Your instructions: Search the data for the word "برگشت" and copy every line that contains it.

[START]

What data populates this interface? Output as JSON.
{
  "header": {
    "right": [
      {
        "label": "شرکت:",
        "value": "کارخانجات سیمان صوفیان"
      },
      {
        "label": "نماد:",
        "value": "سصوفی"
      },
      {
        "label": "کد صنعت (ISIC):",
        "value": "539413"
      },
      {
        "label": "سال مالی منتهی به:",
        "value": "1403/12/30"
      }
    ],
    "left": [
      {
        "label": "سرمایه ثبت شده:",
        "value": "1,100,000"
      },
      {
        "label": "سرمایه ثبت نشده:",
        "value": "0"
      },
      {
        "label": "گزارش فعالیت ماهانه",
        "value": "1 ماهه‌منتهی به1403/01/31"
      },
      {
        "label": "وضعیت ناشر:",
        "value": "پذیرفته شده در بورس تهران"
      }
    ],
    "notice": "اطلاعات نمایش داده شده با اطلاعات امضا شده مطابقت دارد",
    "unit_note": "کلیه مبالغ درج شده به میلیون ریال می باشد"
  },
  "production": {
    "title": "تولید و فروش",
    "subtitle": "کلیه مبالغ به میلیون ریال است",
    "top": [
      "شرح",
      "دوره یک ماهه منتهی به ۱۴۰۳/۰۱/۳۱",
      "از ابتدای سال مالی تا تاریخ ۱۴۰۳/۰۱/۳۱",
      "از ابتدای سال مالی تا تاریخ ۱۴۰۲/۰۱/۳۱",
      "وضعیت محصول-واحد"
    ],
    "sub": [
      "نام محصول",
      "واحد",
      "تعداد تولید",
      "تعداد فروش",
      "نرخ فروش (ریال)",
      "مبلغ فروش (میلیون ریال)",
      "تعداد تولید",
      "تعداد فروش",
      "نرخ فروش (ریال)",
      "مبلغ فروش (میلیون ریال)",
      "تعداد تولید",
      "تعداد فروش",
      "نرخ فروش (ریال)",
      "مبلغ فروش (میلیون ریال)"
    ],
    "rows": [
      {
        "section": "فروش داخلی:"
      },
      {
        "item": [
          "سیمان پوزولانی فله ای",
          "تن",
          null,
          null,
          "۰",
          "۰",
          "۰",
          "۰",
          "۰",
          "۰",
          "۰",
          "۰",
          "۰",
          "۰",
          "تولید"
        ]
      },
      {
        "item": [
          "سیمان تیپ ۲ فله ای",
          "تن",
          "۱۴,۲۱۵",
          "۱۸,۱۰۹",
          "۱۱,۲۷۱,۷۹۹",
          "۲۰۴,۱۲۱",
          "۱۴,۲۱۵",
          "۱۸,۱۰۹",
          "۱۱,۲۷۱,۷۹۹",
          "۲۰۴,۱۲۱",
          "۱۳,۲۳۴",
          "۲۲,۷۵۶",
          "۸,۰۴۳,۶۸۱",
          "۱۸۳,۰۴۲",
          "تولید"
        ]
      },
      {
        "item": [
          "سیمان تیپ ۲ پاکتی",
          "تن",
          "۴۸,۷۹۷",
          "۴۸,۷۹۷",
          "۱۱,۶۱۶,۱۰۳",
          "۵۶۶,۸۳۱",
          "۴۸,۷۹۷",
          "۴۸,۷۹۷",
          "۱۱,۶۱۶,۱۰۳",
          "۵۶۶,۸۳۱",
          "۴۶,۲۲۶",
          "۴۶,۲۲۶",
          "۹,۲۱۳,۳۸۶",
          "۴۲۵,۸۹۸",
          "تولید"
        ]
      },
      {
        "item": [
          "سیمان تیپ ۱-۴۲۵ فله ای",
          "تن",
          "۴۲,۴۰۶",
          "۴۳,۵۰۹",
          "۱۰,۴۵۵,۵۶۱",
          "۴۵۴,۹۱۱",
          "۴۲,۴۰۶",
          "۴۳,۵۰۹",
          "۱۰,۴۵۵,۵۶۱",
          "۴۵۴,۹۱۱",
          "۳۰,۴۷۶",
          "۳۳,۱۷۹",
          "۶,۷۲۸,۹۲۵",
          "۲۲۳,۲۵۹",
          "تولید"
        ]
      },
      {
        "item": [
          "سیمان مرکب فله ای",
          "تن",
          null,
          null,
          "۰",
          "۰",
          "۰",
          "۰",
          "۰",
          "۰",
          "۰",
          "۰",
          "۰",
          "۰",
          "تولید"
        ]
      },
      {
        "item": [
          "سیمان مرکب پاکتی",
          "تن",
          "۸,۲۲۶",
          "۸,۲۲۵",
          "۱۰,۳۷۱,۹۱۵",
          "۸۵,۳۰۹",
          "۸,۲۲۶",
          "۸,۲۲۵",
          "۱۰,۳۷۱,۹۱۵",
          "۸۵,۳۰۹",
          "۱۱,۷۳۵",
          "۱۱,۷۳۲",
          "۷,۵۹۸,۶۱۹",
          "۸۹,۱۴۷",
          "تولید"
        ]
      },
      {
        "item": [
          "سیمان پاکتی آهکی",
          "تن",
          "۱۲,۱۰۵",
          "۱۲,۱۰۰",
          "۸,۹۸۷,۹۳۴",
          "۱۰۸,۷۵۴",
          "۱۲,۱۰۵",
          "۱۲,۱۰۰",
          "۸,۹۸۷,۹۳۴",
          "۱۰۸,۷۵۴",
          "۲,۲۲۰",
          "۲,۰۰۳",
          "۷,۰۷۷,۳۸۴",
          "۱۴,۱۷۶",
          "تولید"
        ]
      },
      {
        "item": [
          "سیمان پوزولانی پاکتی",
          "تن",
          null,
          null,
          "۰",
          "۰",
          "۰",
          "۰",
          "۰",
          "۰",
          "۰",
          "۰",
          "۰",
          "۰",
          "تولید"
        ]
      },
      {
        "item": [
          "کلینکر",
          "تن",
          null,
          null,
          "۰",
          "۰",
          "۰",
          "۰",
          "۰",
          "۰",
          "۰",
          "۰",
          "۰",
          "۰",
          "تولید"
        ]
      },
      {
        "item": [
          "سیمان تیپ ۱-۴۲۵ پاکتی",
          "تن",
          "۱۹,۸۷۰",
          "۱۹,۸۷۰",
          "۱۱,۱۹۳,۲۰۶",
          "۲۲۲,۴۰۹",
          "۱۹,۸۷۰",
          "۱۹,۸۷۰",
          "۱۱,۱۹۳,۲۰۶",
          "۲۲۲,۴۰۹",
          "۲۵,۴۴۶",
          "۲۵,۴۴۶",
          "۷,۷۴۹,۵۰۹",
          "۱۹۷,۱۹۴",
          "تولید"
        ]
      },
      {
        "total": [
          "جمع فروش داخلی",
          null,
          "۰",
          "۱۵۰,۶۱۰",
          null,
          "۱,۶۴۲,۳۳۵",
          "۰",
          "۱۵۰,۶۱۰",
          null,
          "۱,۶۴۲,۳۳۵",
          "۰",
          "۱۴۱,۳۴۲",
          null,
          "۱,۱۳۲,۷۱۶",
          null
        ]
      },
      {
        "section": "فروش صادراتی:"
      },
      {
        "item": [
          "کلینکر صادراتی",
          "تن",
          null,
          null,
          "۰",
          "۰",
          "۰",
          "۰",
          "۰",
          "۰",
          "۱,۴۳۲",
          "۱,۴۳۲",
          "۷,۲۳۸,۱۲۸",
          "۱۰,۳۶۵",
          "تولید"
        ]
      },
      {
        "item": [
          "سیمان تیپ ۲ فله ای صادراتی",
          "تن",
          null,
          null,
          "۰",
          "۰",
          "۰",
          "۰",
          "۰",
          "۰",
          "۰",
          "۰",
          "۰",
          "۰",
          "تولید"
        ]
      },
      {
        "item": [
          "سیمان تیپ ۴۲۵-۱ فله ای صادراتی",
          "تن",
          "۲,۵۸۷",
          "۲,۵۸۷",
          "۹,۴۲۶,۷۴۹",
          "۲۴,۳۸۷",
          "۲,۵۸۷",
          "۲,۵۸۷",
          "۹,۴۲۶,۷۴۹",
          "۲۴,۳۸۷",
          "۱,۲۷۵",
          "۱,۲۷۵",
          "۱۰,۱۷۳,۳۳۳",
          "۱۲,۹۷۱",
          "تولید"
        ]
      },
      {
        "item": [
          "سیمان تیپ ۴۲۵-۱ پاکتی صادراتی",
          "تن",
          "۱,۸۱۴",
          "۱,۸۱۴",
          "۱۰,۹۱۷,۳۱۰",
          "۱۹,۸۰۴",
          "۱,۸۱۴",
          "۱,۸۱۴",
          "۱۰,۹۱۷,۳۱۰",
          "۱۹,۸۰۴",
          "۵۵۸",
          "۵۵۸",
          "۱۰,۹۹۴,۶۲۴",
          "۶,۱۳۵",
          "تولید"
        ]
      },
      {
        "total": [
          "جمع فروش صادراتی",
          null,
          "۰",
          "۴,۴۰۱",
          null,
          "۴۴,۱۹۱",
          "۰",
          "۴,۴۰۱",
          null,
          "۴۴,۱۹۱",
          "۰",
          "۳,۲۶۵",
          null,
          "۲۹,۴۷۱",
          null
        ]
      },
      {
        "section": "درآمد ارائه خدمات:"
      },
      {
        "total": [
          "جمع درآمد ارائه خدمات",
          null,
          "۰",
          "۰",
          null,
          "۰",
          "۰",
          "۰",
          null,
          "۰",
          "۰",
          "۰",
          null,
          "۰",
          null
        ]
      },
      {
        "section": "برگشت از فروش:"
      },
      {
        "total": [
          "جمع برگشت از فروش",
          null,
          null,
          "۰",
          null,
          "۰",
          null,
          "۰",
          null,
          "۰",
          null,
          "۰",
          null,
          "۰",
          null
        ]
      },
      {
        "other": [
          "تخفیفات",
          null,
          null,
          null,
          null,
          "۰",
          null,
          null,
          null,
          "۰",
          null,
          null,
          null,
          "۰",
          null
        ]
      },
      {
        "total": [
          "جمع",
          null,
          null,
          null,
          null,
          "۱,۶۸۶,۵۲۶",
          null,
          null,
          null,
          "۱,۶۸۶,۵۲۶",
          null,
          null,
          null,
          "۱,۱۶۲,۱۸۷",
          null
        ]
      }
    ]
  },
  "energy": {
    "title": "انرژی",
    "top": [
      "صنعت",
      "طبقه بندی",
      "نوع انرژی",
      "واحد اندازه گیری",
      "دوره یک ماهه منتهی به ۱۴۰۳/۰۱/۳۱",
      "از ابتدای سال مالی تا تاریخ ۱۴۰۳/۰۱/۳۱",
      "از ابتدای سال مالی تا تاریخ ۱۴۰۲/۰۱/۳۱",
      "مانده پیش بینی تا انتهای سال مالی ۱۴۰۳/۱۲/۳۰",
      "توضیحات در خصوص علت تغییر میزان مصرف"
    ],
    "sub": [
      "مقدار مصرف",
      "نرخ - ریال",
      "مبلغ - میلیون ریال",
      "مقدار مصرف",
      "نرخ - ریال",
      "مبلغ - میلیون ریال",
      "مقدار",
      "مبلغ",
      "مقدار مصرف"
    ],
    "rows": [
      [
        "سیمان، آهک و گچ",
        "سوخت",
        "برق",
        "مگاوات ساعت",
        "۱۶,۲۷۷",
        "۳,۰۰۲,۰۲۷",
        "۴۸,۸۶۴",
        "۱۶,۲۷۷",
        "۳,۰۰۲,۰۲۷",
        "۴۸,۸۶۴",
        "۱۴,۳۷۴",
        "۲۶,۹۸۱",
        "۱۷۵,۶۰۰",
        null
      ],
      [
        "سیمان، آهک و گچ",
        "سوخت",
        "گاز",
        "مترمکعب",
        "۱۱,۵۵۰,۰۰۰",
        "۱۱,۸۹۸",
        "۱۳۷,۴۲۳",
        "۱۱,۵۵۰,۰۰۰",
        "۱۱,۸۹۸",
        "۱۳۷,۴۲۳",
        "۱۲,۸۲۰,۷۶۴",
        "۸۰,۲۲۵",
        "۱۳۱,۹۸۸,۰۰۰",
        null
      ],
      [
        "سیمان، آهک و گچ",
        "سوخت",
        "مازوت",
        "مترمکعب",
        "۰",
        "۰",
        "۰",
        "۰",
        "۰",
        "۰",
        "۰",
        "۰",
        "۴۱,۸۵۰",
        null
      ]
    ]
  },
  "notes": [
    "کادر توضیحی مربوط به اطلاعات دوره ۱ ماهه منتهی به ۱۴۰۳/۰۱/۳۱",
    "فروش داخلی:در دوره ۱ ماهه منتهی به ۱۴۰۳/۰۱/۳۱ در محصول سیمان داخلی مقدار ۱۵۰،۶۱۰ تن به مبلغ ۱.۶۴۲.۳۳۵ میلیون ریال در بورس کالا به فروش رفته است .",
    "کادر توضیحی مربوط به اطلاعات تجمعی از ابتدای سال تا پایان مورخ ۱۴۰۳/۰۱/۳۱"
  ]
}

[END]

Output for this task:
        "section": "برگشت از فروش:"
          "جمع برگشت از فروش",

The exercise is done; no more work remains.